The listing below is to be output in its exact form.
--- Begin Material to process ---
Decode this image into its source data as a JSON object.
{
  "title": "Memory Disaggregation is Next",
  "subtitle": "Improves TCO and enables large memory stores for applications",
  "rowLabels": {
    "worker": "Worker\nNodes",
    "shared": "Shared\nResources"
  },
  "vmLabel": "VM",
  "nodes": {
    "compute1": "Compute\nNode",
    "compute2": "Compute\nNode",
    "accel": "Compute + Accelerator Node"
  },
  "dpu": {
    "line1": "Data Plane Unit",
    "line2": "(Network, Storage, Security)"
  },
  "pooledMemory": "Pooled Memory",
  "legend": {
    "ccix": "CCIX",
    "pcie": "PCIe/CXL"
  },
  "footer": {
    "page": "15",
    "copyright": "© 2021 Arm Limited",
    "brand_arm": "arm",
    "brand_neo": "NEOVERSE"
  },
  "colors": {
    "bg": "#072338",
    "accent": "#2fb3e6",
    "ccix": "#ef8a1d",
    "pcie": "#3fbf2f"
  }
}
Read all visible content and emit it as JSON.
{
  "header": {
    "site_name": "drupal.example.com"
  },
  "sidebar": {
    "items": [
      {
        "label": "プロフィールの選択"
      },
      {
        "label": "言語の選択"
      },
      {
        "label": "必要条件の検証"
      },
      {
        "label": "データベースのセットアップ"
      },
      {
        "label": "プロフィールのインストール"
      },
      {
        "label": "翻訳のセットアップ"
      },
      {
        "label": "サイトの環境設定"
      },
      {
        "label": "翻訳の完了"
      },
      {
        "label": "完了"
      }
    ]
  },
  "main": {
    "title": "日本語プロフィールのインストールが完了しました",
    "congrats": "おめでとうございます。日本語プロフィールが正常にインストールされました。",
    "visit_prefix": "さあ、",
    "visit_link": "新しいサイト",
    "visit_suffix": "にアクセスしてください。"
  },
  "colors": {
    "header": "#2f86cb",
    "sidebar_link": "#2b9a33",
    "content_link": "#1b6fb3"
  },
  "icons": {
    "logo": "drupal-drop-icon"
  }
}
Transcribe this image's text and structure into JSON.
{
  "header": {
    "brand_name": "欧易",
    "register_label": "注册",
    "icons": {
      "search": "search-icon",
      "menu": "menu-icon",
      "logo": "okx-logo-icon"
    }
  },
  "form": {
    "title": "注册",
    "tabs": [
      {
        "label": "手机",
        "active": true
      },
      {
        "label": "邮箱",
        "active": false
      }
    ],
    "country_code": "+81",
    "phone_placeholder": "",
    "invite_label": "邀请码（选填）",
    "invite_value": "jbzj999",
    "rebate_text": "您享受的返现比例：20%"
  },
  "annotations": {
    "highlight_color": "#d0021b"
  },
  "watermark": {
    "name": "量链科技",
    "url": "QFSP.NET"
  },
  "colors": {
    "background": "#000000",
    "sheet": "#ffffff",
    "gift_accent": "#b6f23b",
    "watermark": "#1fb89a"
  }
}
--- End Material to process ---
Answer to this exercise:
Decode this image into its source data as a JSON object.
{
  "title": "Memory Disaggregation is Next",
  "subtitle": "Improves TCO and enables large memory stores for applications",
  "rowLabels": {
    "worker": "Worker\nNodes",
    "shared": "Shared\nResources"
  },
  "vmLabel": "VM",
  "nodes": {
    "compute1": "Compute\nNode",
    "compute2": "Compute\nNode",
    "accel": "Compute + Accelerator Node"
  },
  "dpu": {
    "line1": "Data Plane Unit",
    "line2": "(Network, Storage, Security)"
  },
  "pooledMemory": "Pooled Memory",
  "legend": {
    "ccix": "CCIX",
    "pcie": "PCIe/CXL"
  },
  "footer": {
    "page": "15",
    "copyright": "© 2021 Arm Limited",
    "brand_arm": "arm",
    "brand_neo": "NEOVERSE"
  },
  "colors": {
    "bg": "#072338",
    "accent": "#2fb3e6",
    "ccix": "#ef8a1d",
    "pcie": "#3fbf2f"
  }
}
Read all visible content and emit it as JSON.
{
  "header": {
    "site_name": "drupal.example.com"
  },
  "sidebar": {
    "items": [
      {
        "label": "プロフィールの選択"
      },
      {
        "label": "言語の選択"
      },
      {
        "label": "必要条件の検証"
      },
      {
        "label": "データベースのセットアップ"
      },
      {
        "label": "プロフィールのインストール"
      },
      {
        "label": "翻訳のセットアップ"
      },
      {
        "label": "サイトの環境設定"
      },
      {
        "label": "翻訳の完了"
      },
      {
        "label": "完了"
      }
    ]
  },
  "main": {
    "title": "日本語プロフィールのインストールが完了しました",
    "congrats": "おめでとうございます。日本語プロフィールが正常にインストールされました。",
    "visit_prefix": "さあ、",
    "visit_link": "新しいサイト",
    "visit_suffix": "にアクセスしてください。"
  },
  "colors": {
    "header": "#2f86cb",
    "sidebar_link": "#2b9a33",
    "content_link": "#1b6fb3"
  },
  "icons": {
    "logo": "drupal-drop-icon"
  }
}
Transcribe this image's text and structure into JSON.
{
  "header": {
    "brand_name": "欧易",
    "register_label": "注册",
    "icons": {
      "search": "search-icon",
      "menu": "menu-icon",
      "logo": "okx-logo-icon"
    }
  },
  "form": {
    "title": "注册",
    "tabs": [
      {
        "label": "手机",
        "active": true
      },
      {
        "label": "邮箱",
        "active": false
      }
    ],
    "country_code": "+81",
    "phone_placeholder": "",
    "invite_label": "邀请码（选填）",
    "invite_value": "jbzj999",
    "rebate_text": "您享受的返现比例：20%"
  },
  "annotations": {
    "highlight_color": "#d0021b"
  },
  "watermark": {
    "name": "量链科技",
    "url": "QFSP.NET"
  },
  "colors": {
    "background": "#000000",
    "sheet": "#ffffff",
    "gift_accent": "#b6f23b",
    "watermark": "#1fb89a"
  }
}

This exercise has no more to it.